- [EXCERPT TO READ]:
I also want to admit that the debates around which sorting is the fastest are likely never going to stop and nonetheless it is important to move the needle towards greater algorithms. I am not going to claim the choice we proceed with is the best, it just significantly improves the status quo with several fascinating ideas.

A side note on distribution

We found that both cases are important to optimize, from sorting integers where comparisons are very cheap to extremely heavy where compare functions are even doing some codec decompression and thus are quite expensive. And as we said, it is quite important to figure out some patterns.

Branch (mis)predictions for cheap comparisons

// *__m is median. partition [__first, __m) < *__m and
// *__m <= [__m, __last)
//
// Special handling for almost sorted targets
while (true) {
while (__comp(*++__i, *__m));
while (!__comp(*–__j, *__m));
if (__i > __j) break;
swap(*__i, *__j);
}
swap(*__i, *__m);

In the current implementation, sorting executes a significant number of branch instructions while partitioning the input about the pivot. The branches are shown above where their results decide to continue looping or not. These branches are quite hard to predict especially in cases when pivot is chosen to be right in the middle (for example, in random arrays). The mispredicted branches cause the process pipeline to be flushed and generally are considered harmful for the execution. This was quite known and carefully analyzed28, 29. In a way, it is sometimes better to choose a skewed pivot to avoid this heavy loop.

How Branch Mispredictions Affect Quicksort29

In order to mitigate this, we use the technique described in BlockQuickSort28.

BlockQuickSort aims to avoid most branches by separating the data movement from the comparison operation. This is achieved by having two buffers of size B which store the comparison results (for example, you can choose B=64 and store just 64 bit integers), one for the left side and the other for the right side while traversing the chunks of size B. Unlike the implementation above, it does not introduce any branches and if you do it right, compiler generates good SIMD code with wide 16 or 32 byte pcmpgt/pand/por instructions for both SSE4.2 and AVX2 code.

- [SUPPLIED DATA]:
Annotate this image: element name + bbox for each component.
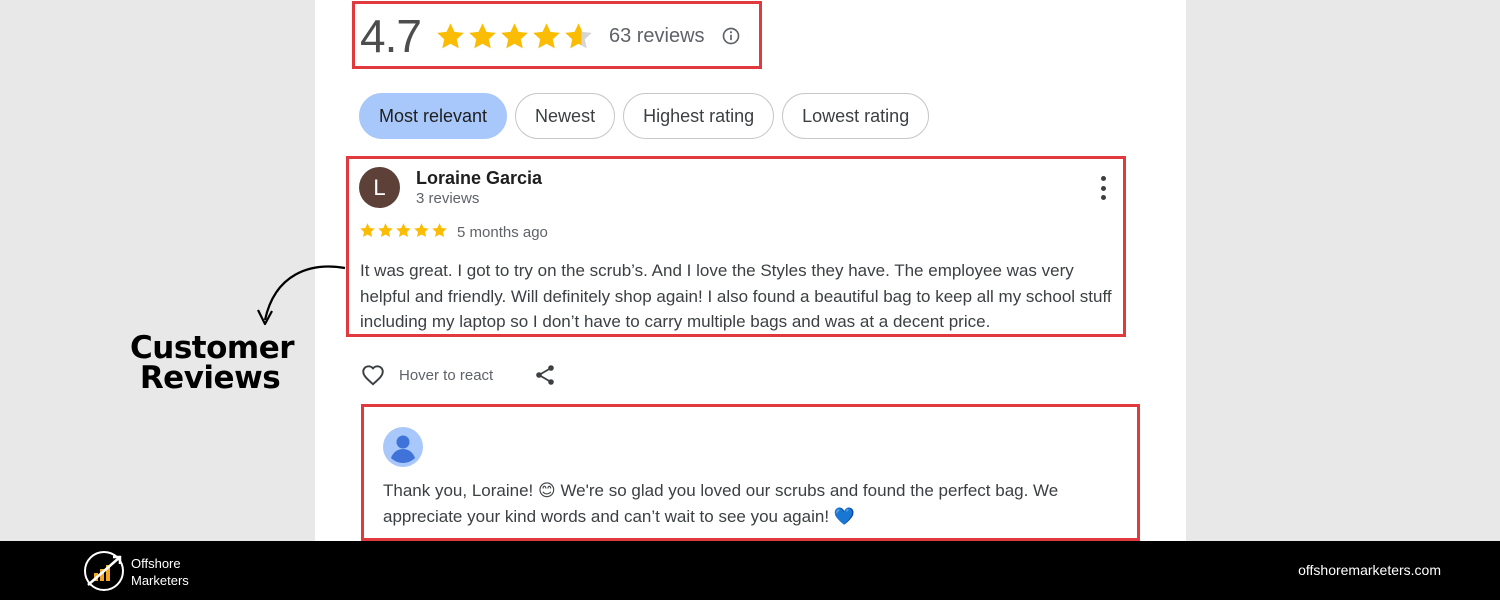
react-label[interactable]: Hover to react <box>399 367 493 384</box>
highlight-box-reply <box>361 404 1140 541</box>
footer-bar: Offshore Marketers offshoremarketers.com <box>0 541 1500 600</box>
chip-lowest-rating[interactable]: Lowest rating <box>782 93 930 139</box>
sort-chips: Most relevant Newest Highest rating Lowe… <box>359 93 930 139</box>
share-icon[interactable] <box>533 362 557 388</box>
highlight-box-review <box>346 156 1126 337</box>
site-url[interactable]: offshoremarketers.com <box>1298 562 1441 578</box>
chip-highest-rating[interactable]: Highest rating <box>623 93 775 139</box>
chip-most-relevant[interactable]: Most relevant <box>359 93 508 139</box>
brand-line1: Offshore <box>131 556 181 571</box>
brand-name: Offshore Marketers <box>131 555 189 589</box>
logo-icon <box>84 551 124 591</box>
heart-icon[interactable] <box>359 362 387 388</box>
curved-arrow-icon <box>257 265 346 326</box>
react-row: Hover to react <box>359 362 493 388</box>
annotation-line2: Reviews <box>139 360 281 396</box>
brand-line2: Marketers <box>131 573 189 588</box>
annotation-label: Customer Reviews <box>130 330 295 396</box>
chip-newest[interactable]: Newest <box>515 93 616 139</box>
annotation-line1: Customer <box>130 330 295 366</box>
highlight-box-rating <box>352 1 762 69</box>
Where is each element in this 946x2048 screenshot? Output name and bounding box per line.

- [JOBS]:
[A] In the excerpt on quicksort partitioning, list every machine instruction that the compiler is said to generate as SIMD code.
[B] Answer these questions using the excerpt on quicksort partitioning:
(i) What does BlockQuickSort separate from the comparison operation?
(ii) What example value is given for the buffer size B?
(iii) What do mispredicted branches cause the process pipeline to do?

- [ANSWERS PROVIDED]:
[A] pcmpgt, pand, por

[B]
(i) The data movement.
(ii) B=64.
(iii) Be flushed.